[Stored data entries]

-- begin --

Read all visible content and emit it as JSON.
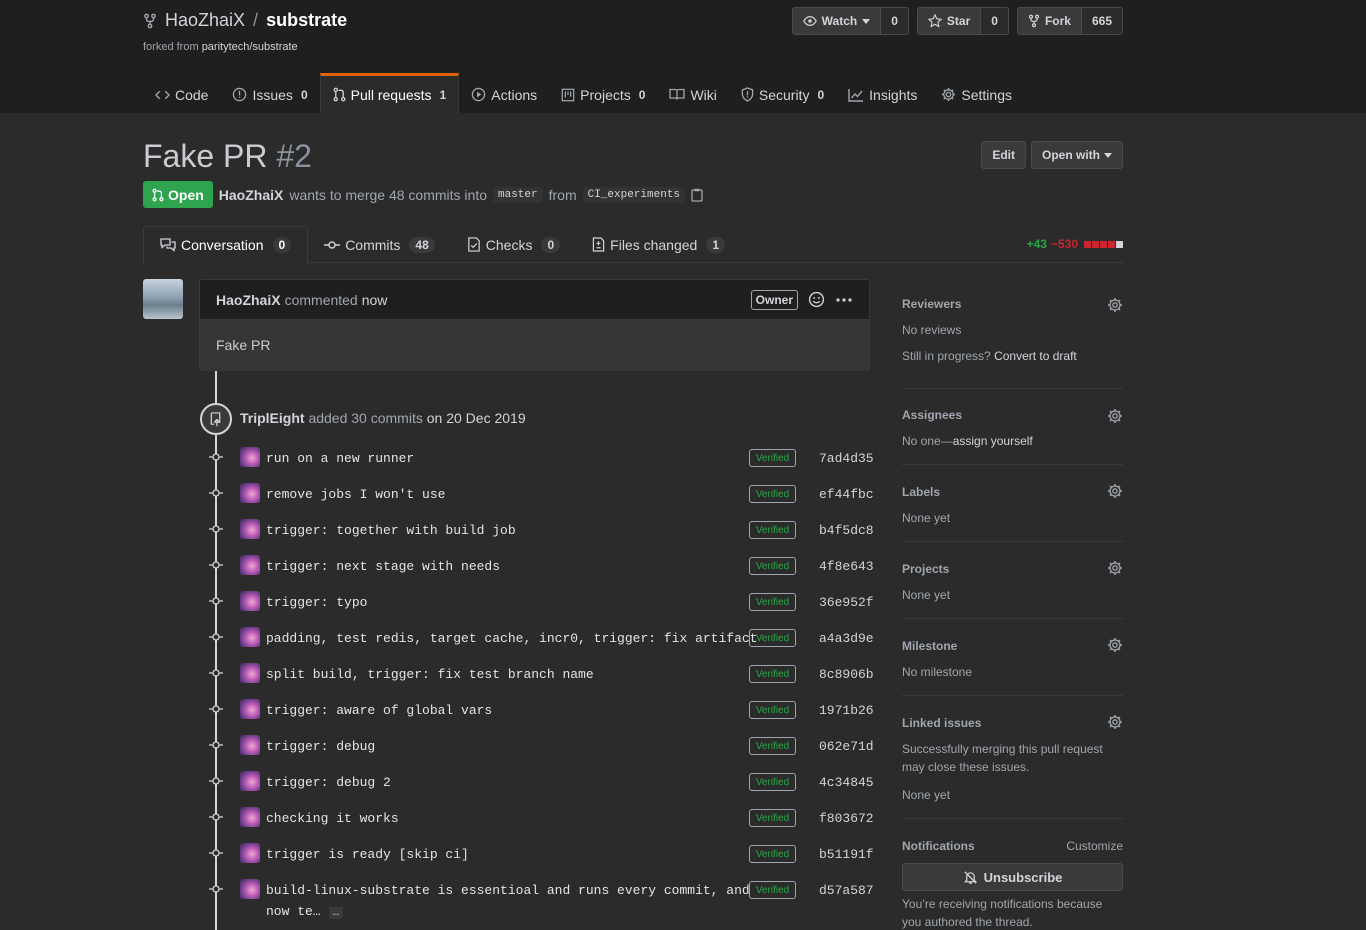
{
  "repo": {
    "owner": "HaoZhaiX",
    "separator": "/",
    "name": "substrate",
    "forked_prefix": "forked from ",
    "forked_from": "paritytech/substrate"
  },
  "actions": {
    "watch_label": "Watch",
    "watch_count": "0",
    "star_label": "Star",
    "star_count": "0",
    "fork_label": "Fork",
    "fork_count": "665"
  },
  "reponav": {
    "code": "Code",
    "issues": "Issues",
    "issues_count": "0",
    "pulls": "Pull requests",
    "pulls_count": "1",
    "actions": "Actions",
    "projects": "Projects",
    "projects_count": "0",
    "wiki": "Wiki",
    "security": "Security",
    "security_count": "0",
    "insights": "Insights",
    "settings": "Settings"
  },
  "pr": {
    "title": "Fake PR",
    "number": "#2",
    "edit_label": "Edit",
    "open_with_label": "Open with",
    "state": "Open",
    "author": "HaoZhaiX",
    "merge_text": "wants to merge 48 commits into",
    "base": "master",
    "from_text": "from",
    "head": "CI_experiments"
  },
  "tabs": {
    "conversation": "Conversation",
    "conversation_count": "0",
    "commits": "Commits",
    "commits_count": "48",
    "checks": "Checks",
    "checks_count": "0",
    "files": "Files changed",
    "files_count": "1",
    "additions": "+43",
    "deletions": "−530"
  },
  "comment": {
    "author": "HaoZhaiX",
    "action": "commented",
    "time": "now",
    "badge": "Owner",
    "body": "Fake PR"
  },
  "push_event": {
    "actor": "TriplEight",
    "action": "added 30 commits",
    "on_prefix": "on",
    "date": "20 Dec 2019"
  },
  "commits": [
    {
      "message": "run on a new runner",
      "verified": "Verified",
      "sha": "7ad4d35"
    },
    {
      "message": "remove jobs I won't use",
      "verified": "Verified",
      "sha": "ef44fbc"
    },
    {
      "message": "trigger: together with build job",
      "verified": "Verified",
      "sha": "b4f5dc8"
    },
    {
      "message": "trigger: next stage with needs",
      "verified": "Verified",
      "sha": "4f8e643"
    },
    {
      "message": "trigger: typo",
      "verified": "Verified",
      "sha": "36e952f"
    },
    {
      "message": "padding, test redis, target cache, incr0, trigger: fix artifact",
      "verified": "Verified",
      "sha": "a4a3d9e"
    },
    {
      "message": "split build, trigger: fix test branch name",
      "verified": "Verified",
      "sha": "8c8906b"
    },
    {
      "message": "trigger: aware of global vars",
      "verified": "Verified",
      "sha": "1971b26"
    },
    {
      "message": "trigger: debug",
      "verified": "Verified",
      "sha": "062e71d"
    },
    {
      "message": "trigger: debug 2",
      "verified": "Verified",
      "sha": "4c34845"
    },
    {
      "message": "checking it works",
      "verified": "Verified",
      "sha": "f803672"
    },
    {
      "message": "trigger is ready [skip ci]",
      "verified": "Verified",
      "sha": "b51191f"
    },
    {
      "message": "build-linux-substrate is essentioal and runs every commit, and",
      "message_line2": "now te…",
      "ellipsis": "…",
      "verified": "Verified",
      "sha": "d57a587"
    }
  ],
  "sidebar": {
    "reviewers_title": "Reviewers",
    "reviewers_text": "No reviews",
    "draft_prefix": "Still in progress?",
    "draft_link": "Convert to draft",
    "assignees_title": "Assignees",
    "assignees_prefix": "No one—",
    "assignees_link": "assign yourself",
    "labels_title": "Labels",
    "labels_text": "None yet",
    "projects_title": "Projects",
    "projects_text": "None yet",
    "milestone_title": "Milestone",
    "milestone_text": "No milestone",
    "linked_title": "Linked issues",
    "linked_line1": "Successfully merging this pull request",
    "linked_line2": "may close these issues.",
    "linked_none": "None yet",
    "notifications_title": "Notifications",
    "customize": "Customize",
    "unsubscribe": "Unsubscribe",
    "notif_line1": "You’re receiving notifications because",
    "notif_line2": "you authored the thread."
  },
  "colors": {
    "open_green": "#2ea44f",
    "verified_green": "#28a745",
    "deletion_red": "#cb2431",
    "tab_accent": "#e36209"
  }
}
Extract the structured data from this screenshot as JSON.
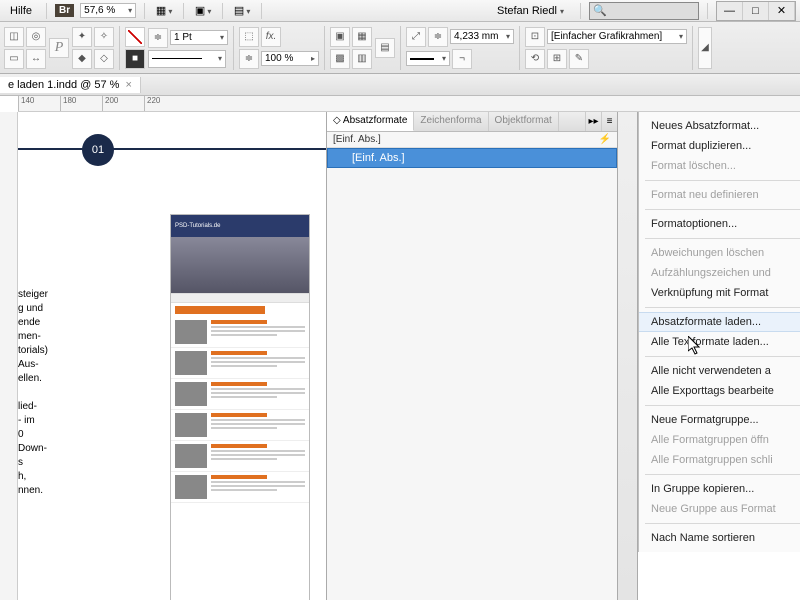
{
  "menubar": {
    "help": "Hilfe",
    "br": "Br",
    "zoom": "57,6 %",
    "user": "Stefan Riedl"
  },
  "toolbar": {
    "stroke_weight": "1 Pt",
    "opacity": "100 %",
    "frame_size": "4,233 mm",
    "frame_type": "[Einfacher Grafikrahmen]"
  },
  "doctab": {
    "title": "e laden 1.indd @ 57 %",
    "close": "×"
  },
  "ruler": {
    "marks": [
      "140",
      "180",
      "200",
      "220"
    ]
  },
  "canvas": {
    "badge": "01",
    "text_lines": [
      "steiger",
      "g und",
      "ende",
      "men-",
      "torials)",
      "Aus-",
      "ellen.",
      "",
      "lied-",
      "- im",
      "0",
      "Down-",
      "s",
      "h,",
      "nnen."
    ],
    "webthumb_title": "PSD-Tutorials.de"
  },
  "panel": {
    "tabs": {
      "t1": "Absatzformate",
      "t2": "Zeichenforma",
      "t3": "Objektformat"
    },
    "crumb": "[Einf. Abs.]",
    "selected": "[Einf. Abs.]"
  },
  "context_menu": {
    "items": [
      {
        "label": "Neues Absatzformat...",
        "enabled": true
      },
      {
        "label": "Format duplizieren...",
        "enabled": true
      },
      {
        "label": "Format löschen...",
        "enabled": false
      },
      {
        "sep": true
      },
      {
        "label": "Format neu definieren",
        "enabled": false
      },
      {
        "sep": true
      },
      {
        "label": "Formatoptionen...",
        "enabled": true
      },
      {
        "sep": true
      },
      {
        "label": "Abweichungen löschen",
        "enabled": false
      },
      {
        "label": "Aufzählungszeichen und",
        "enabled": false
      },
      {
        "label": "Verknüpfung mit Format",
        "enabled": true
      },
      {
        "sep": true
      },
      {
        "label": "Absatzformate laden...",
        "enabled": true,
        "hover": true
      },
      {
        "label": "Alle Textformate laden...",
        "enabled": true
      },
      {
        "sep": true
      },
      {
        "label": "Alle nicht verwendeten a",
        "enabled": true
      },
      {
        "label": "Alle Exporttags bearbeite",
        "enabled": true
      },
      {
        "sep": true
      },
      {
        "label": "Neue Formatgruppe...",
        "enabled": true
      },
      {
        "label": "Alle Formatgruppen öffn",
        "enabled": false
      },
      {
        "label": "Alle Formatgruppen schli",
        "enabled": false
      },
      {
        "sep": true
      },
      {
        "label": "In Gruppe kopieren...",
        "enabled": true
      },
      {
        "label": "Neue Gruppe aus Format",
        "enabled": false
      },
      {
        "sep": true
      },
      {
        "label": "Nach Name sortieren",
        "enabled": true
      }
    ]
  }
}
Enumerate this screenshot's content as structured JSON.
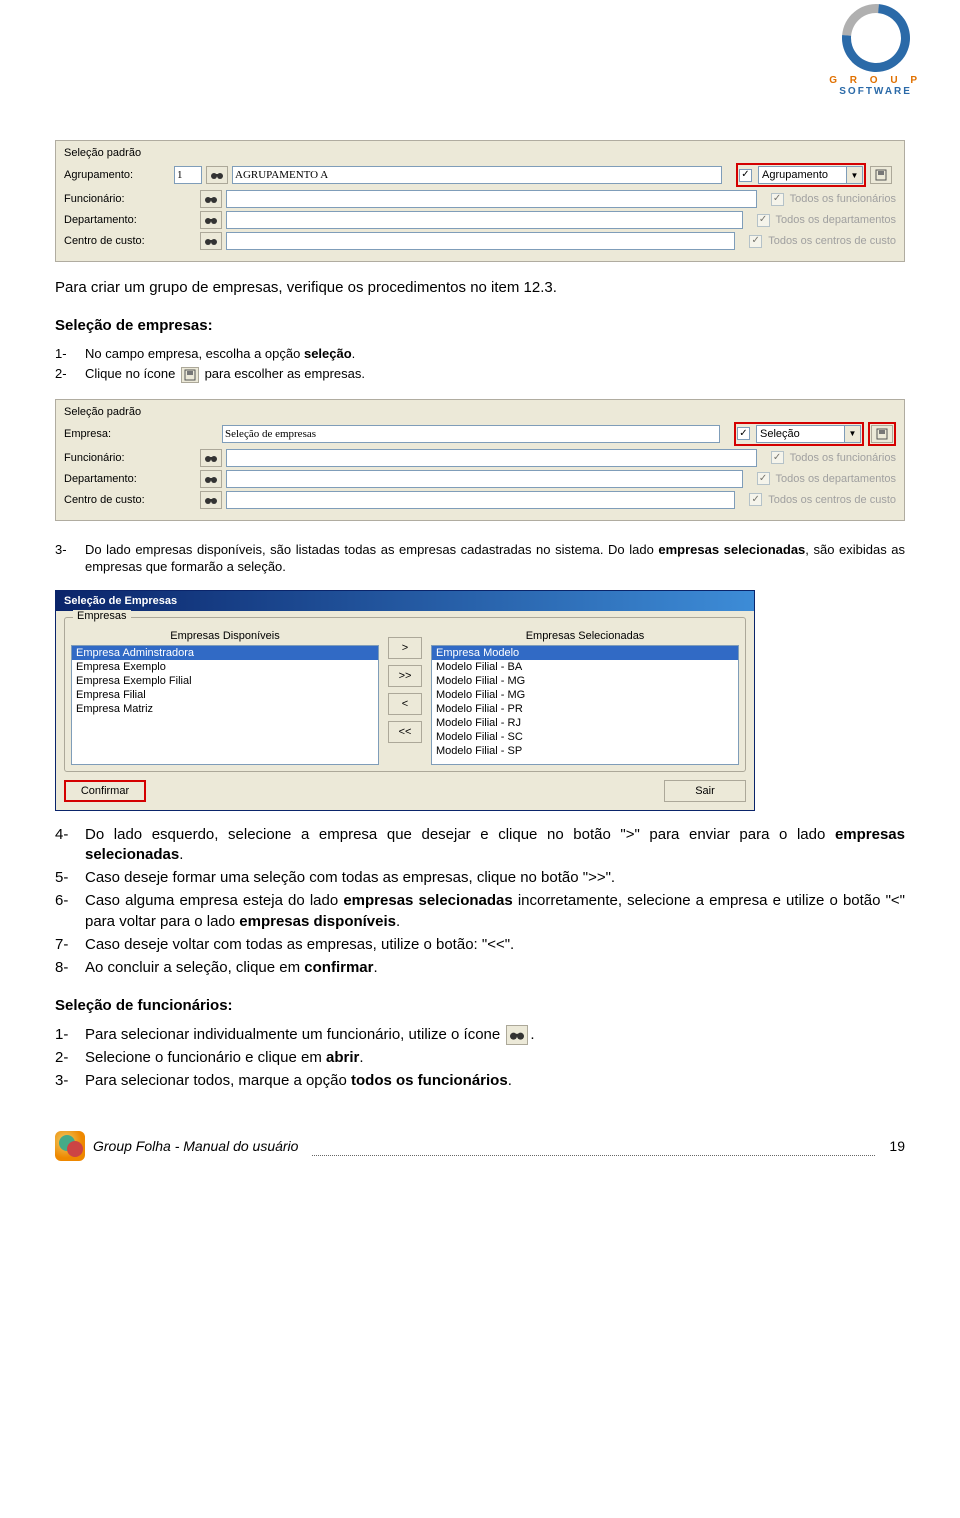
{
  "logo": {
    "line1": "G R O U P",
    "line2": "SOFTWARE"
  },
  "panel1": {
    "section": "Seleção padrão",
    "rows": {
      "agrupamento": {
        "label": "Agrupamento:",
        "num": "1",
        "text": "AGRUPAMENTO A",
        "check": true,
        "dropdown": "Agrupamento"
      },
      "funcionario": {
        "label": "Funcionário:",
        "check": true,
        "checklabel": "Todos os funcionários"
      },
      "departamento": {
        "label": "Departamento:",
        "check": true,
        "checklabel": "Todos os departamentos"
      },
      "centro": {
        "label": "Centro de custo:",
        "check": true,
        "checklabel": "Todos os centros de custo"
      }
    }
  },
  "text_after_panel1": "Para criar um grupo de empresas, verifique os procedimentos no item 12.3.",
  "heading_selecao_empresas": "Seleção de empresas:",
  "step1_1a": "No campo empresa, escolha a opção ",
  "step1_1b": "seleção",
  "step1_1c": ".",
  "step1_2a": "Clique no ícone ",
  "step1_2b": " para escolher as empresas.",
  "panel2": {
    "section": "Seleção padrão",
    "rows": {
      "empresa": {
        "label": "Empresa:",
        "text": "Seleção de empresas",
        "check": true,
        "dropdown": "Seleção"
      },
      "funcionario": {
        "label": "Funcionário:",
        "check": true,
        "checklabel": "Todos os funcionários"
      },
      "departamento": {
        "label": "Departamento:",
        "check": true,
        "checklabel": "Todos os departamentos"
      },
      "centro": {
        "label": "Centro de custo:",
        "check": true,
        "checklabel": "Todos os centros de custo"
      }
    }
  },
  "step3a": "Do lado empresas disponíveis, são listadas todas as empresas cadastradas no sistema. Do lado ",
  "step3b": "empresas selecionadas",
  "step3c": ", são exibidas as empresas que formarão a seleção.",
  "dialog": {
    "title": "Seleção de Empresas",
    "legend": "Empresas",
    "left_header": "Empresas Disponíveis",
    "right_header": "Empresas Selecionadas",
    "left_items": [
      "Empresa Adminstradora",
      "Empresa Exemplo",
      "Empresa Exemplo Filial",
      "Empresa Filial",
      "Empresa Matriz"
    ],
    "right_items": [
      "Empresa Modelo",
      "Modelo Filial - BA",
      "Modelo Filial - MG",
      "Modelo Filial - MG",
      "Modelo Filial - PR",
      "Modelo Filial - RJ",
      "Modelo Filial - SC",
      "Modelo Filial - SP"
    ],
    "move": {
      "r1": ">",
      "r2": ">>",
      "l1": "<",
      "l2": "<<"
    },
    "confirm": "Confirmar",
    "exit": "Sair"
  },
  "step4a": "Do lado esquerdo, selecione a empresa que desejar e clique no botão \">\" para enviar para o lado ",
  "step4b": "empresas selecionadas",
  "step4c": ".",
  "step5": "Caso deseje formar uma seleção com todas as empresas, clique no botão \">>\".",
  "step6a": "Caso alguma empresa esteja do lado ",
  "step6b": "empresas selecionadas",
  "step6c": " incorretamente, selecione a empresa e utilize o botão \"<\" para voltar para o lado ",
  "step6d": "empresas disponíveis",
  "step6e": ".",
  "step7": "Caso deseje voltar com todas as empresas, utilize o botão: \"<<\".",
  "step8a": "Ao concluir a seleção, clique em ",
  "step8b": "confirmar",
  "step8c": ".",
  "heading_selecao_func": "Seleção de funcionários:",
  "sf1a": "Para selecionar individualmente um funcionário, utilize o ícone ",
  "sf1b": ".",
  "sf2a": "Selecione o funcionário e clique em ",
  "sf2b": "abrir",
  "sf2c": ".",
  "sf3a": "Para selecionar todos, marque a opção ",
  "sf3b": "todos os funcionários",
  "sf3c": ".",
  "footer_text": "Group Folha - Manual do usuário",
  "page_number": "19",
  "nums": {
    "n1": "1-",
    "n2": "2-",
    "n3": "3-",
    "n4": "4-",
    "n5": "5-",
    "n6": "6-",
    "n7": "7-",
    "n8": "8-"
  }
}
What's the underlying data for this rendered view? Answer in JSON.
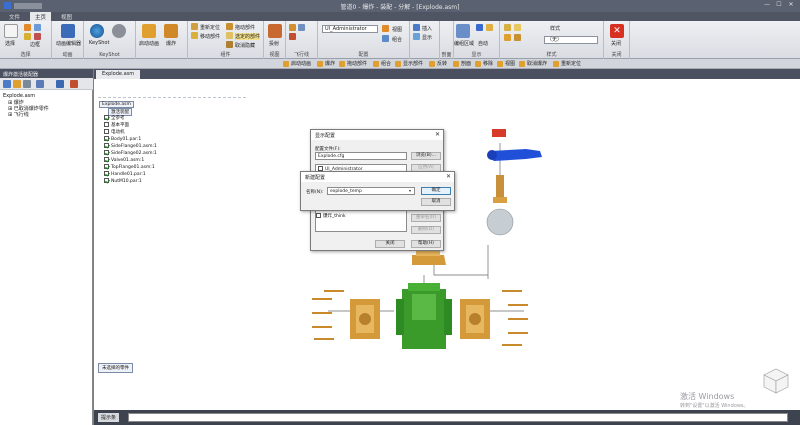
{
  "window": {
    "title": "管道0 - 爆炸 - 装配 - 分解 - [Explode.asm]",
    "min": "—",
    "max": "☐",
    "close": "✕"
  },
  "ribbon_tabs": [
    "文件",
    "主页",
    "视图"
  ],
  "ribbon": {
    "groups": [
      {
        "label": "选择",
        "buttons": [
          "选择",
          "边框"
        ]
      },
      {
        "label": "动画",
        "buttons": [
          "动画编辑器"
        ]
      },
      {
        "label": "KeyShot",
        "buttons": [
          "KeyShot"
        ]
      },
      {
        "label": "",
        "buttons": [
          "启动动画",
          "爆炸"
        ]
      },
      {
        "label": "组件",
        "buttons": [
          "重新定位",
          "移动部件",
          "拖动部件",
          "选定的部件",
          "取消隐藏"
        ]
      },
      {
        "label": "视图",
        "buttons": [
          "投射"
        ]
      },
      {
        "label": "飞行线",
        "buttons": [
          "视图"
        ]
      },
      {
        "label": "配置",
        "buttons": [
          "组合"
        ]
      },
      {
        "label": "",
        "buttons": [
          "插入",
          "显示"
        ]
      },
      {
        "label": "剖面",
        "buttons": []
      },
      {
        "label": "显示",
        "buttons": [
          "编组区域",
          "自动"
        ]
      },
      {
        "label": "样式",
        "buttons": [
          "样式"
        ]
      },
      {
        "label": "关闭",
        "buttons": [
          "关闭"
        ]
      }
    ],
    "configuration_value": "UI_Administrator",
    "style_value": "（无）",
    "style_label": "样式"
  },
  "toolbar2": [
    "启动动画",
    "爆炸",
    "拖动部件",
    "组合",
    "显示部件",
    "反转",
    "剖面",
    "移除",
    "视图",
    "取消爆炸",
    "重新定位"
  ],
  "left_pane": {
    "header": "爆炸激活装配器",
    "tree": [
      "Explode.asm",
      "爆炸",
      "已取消爆炸零件",
      "飞行线"
    ]
  },
  "doc_tab": "Explode.asm",
  "assembly_tree": {
    "root": "Explode.asm",
    "items": [
      "激活装配",
      "全参考",
      "基本平面",
      "电动机",
      "Body01.par:1",
      "SideFlange01.asm:1",
      "SideFlange02.asm:1",
      "Valve01.asm:1",
      "TopFlange01.asm:1",
      "Handle01.par:1",
      "NutM10.par:1"
    ]
  },
  "bottom_button": "未选择的零件",
  "config_dialog": {
    "title": "显示配置",
    "file_label": "配置文件(F):",
    "file_value": "Explode.cfg",
    "browse": "浏览(B)...",
    "list": [
      "UI_Administrator",
      "爆炸_think"
    ],
    "apply": "应用(A)",
    "save": "保存(S)",
    "rename": "重命名(R)",
    "delete": "删除(D)",
    "close": "关闭",
    "help": "帮助(H)"
  },
  "new_config_dialog": {
    "title": "新建配置",
    "name_label": "名称(N):",
    "name_value": "explode_temp",
    "ok": "确定",
    "cancel": "取消"
  },
  "command_bar": {
    "label": "提示条"
  },
  "watermark": {
    "line1": "激活 Windows",
    "line2": "转到\"设置\"以激活 Windows。"
  },
  "colors": {
    "bronze": "#d49a3a",
    "green": "#3a9a2a",
    "blue": "#1f4fd0",
    "red": "#d03020",
    "silver": "#c8d0d8"
  }
}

-- end --

*What the task asks*
How many lines of these entries hold the string "JSON"? Answer with the number alone.

*Response below*
4